Directions: Set each record down exactly, excluding all images.

** begin Extracted material **

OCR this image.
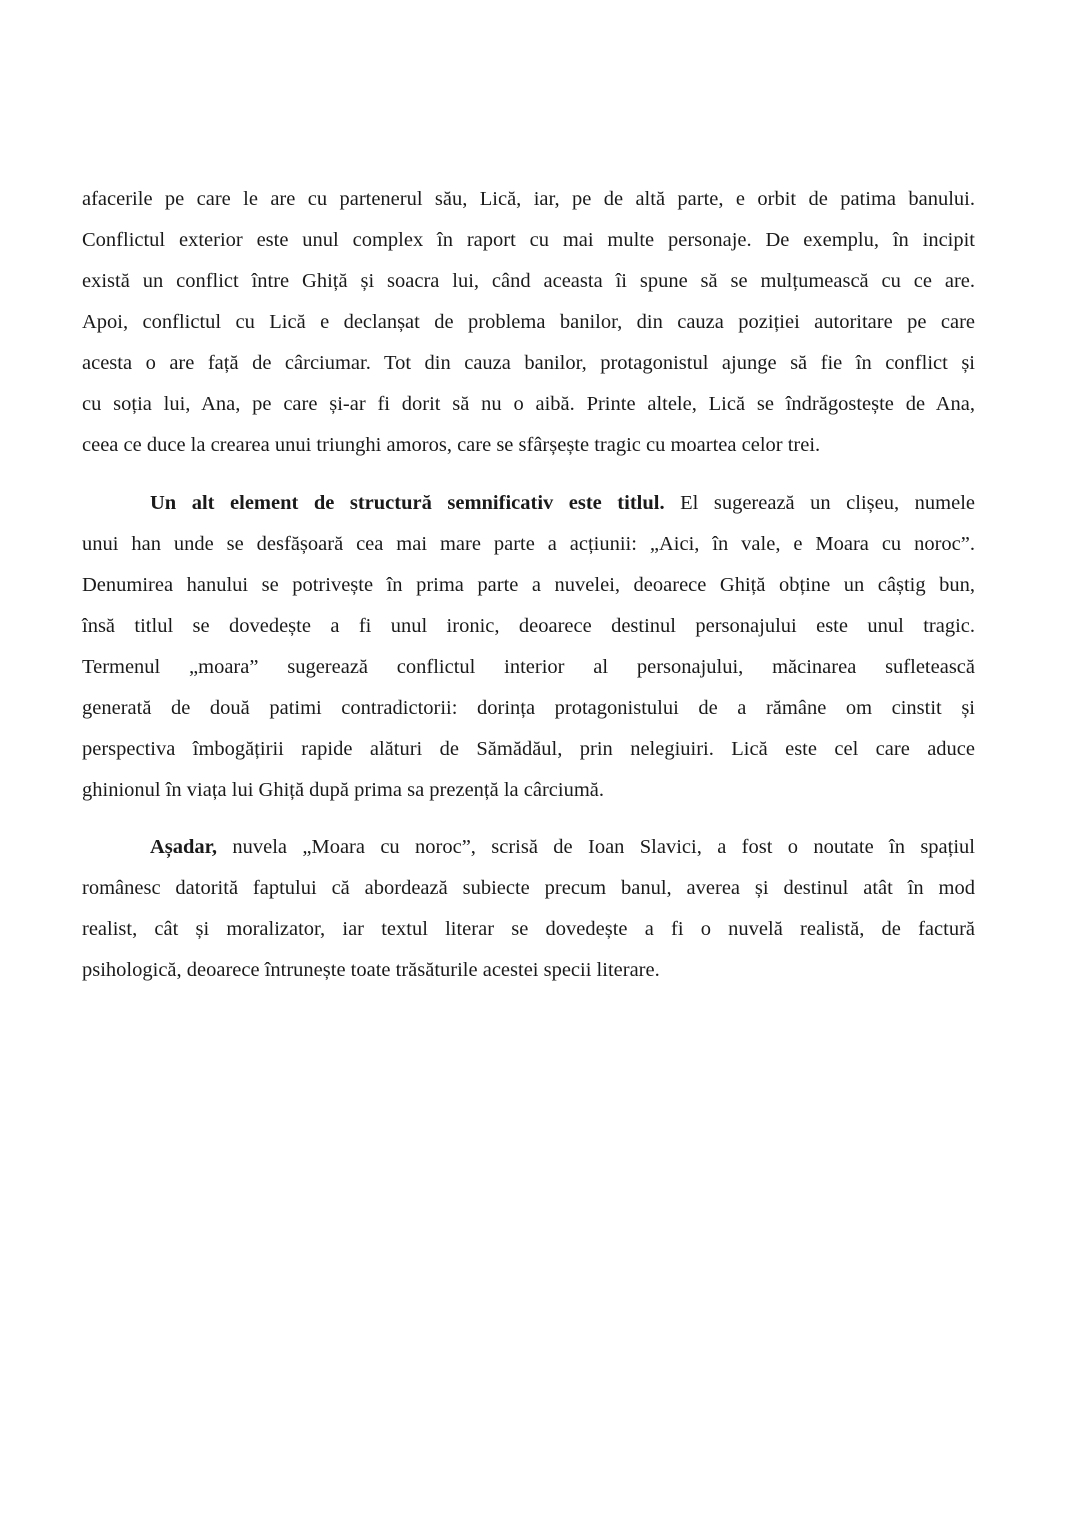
afacerile pe care le are cu partenerul său, Lică, iar, pe de altă parte, e orbit de patima banului.
Conflictul exterior este unul complex în raport cu mai multe personaje. De exemplu, în incipit
există un conflict între Ghiță și soacra lui, când aceasta îi spune să se mulțumească cu ce are.
Apoi, conflictul cu Lică e declanșat de problema banilor, din cauza poziției autoritare pe care
acesta o are față de cârciumar. Tot din cauza banilor, protagonistul ajunge să fie în conflict și
cu soția lui, Ana, pe care și-ar fi dorit să nu o aibă. Printe altele, Lică se îndrăgostește de Ana,
ceea ce duce la crearea unui triunghi amoros, care se sfârșește tragic cu moartea celor trei.
Un alt element de structură semnificativ este titlul. El sugerează un clișeu, numele
unui han unde se desfășoară cea mai mare parte a acțiunii: „Aici, în vale, e Moara cu noroc”.
Denumirea hanului se potrivește în prima parte a nuvelei, deoarece Ghiță obține un câștig bun,
însă titlul se dovedește a fi unul ironic, deoarece destinul personajului este unul tragic.
Termenul „moara” sugerează conflictul interior al personajului, măcinarea sufletească
generată de două patimi contradictorii: dorința protagonistului de a rămâne om cinstit și
perspectiva îmbogățirii rapide alături de Sămădăul, prin nelegiuiri. Lică este cel care aduce
ghinionul în viața lui Ghiță după prima sa prezență la cârciumă.
Așadar, nuvela „Moara cu noroc”, scrisă de Ioan Slavici, a fost o noutate în spațiul
românesc datorită faptului că abordează subiecte precum banul, averea și destinul atât în mod
realist, cât și moralizator, iar textul literar se dovedește a fi o nuvelă realistă, de factură
psihologică, deoarece întrunește toate trăsăturile acestei specii literare.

** end Extracted material **

Answer:
OCR this image.
afacerile pe care le are cu partenerul său, Lică, iar, pe de altă parte, e orbit de patima banului.
Conflictul exterior este unul complex în raport cu mai multe personaje. De exemplu, în incipit
există un conflict între Ghiță și soacra lui, când aceasta îi spune să se mulțumească cu ce are.
Apoi, conflictul cu Lică e declanșat de problema banilor, din cauza poziției autoritare pe care
acesta o are față de cârciumar. Tot din cauza banilor, protagonistul ajunge să fie în conflict și
cu soția lui, Ana, pe care și-ar fi dorit să nu o aibă. Printe altele, Lică se îndrăgostește de Ana,
ceea ce duce la crearea unui triunghi amoros, care se sfârșește tragic cu moartea celor trei.
Un alt element de structură semnificativ este titlul. El sugerează un clișeu, numele
unui han unde se desfășoară cea mai mare parte a acțiunii: „Aici, în vale, e Moara cu noroc”.
Denumirea hanului se potrivește în prima parte a nuvelei, deoarece Ghiță obține un câștig bun,
însă titlul se dovedește a fi unul ironic, deoarece destinul personajului este unul tragic.
Termenul „moara” sugerează conflictul interior al personajului, măcinarea sufletească
generată de două patimi contradictorii: dorința protagonistului de a rămâne om cinstit și
perspectiva îmbogățirii rapide alături de Sămădăul, prin nelegiuiri. Lică este cel care aduce
ghinionul în viața lui Ghiță după prima sa prezență la cârciumă.
Așadar, nuvela „Moara cu noroc”, scrisă de Ioan Slavici, a fost o noutate în spațiul
românesc datorită faptului că abordează subiecte precum banul, averea și destinul atât în mod
realist, cât și moralizator, iar textul literar se dovedește a fi o nuvelă realistă, de factură
psihologică, deoarece întrunește toate trăsăturile acestei specii literare.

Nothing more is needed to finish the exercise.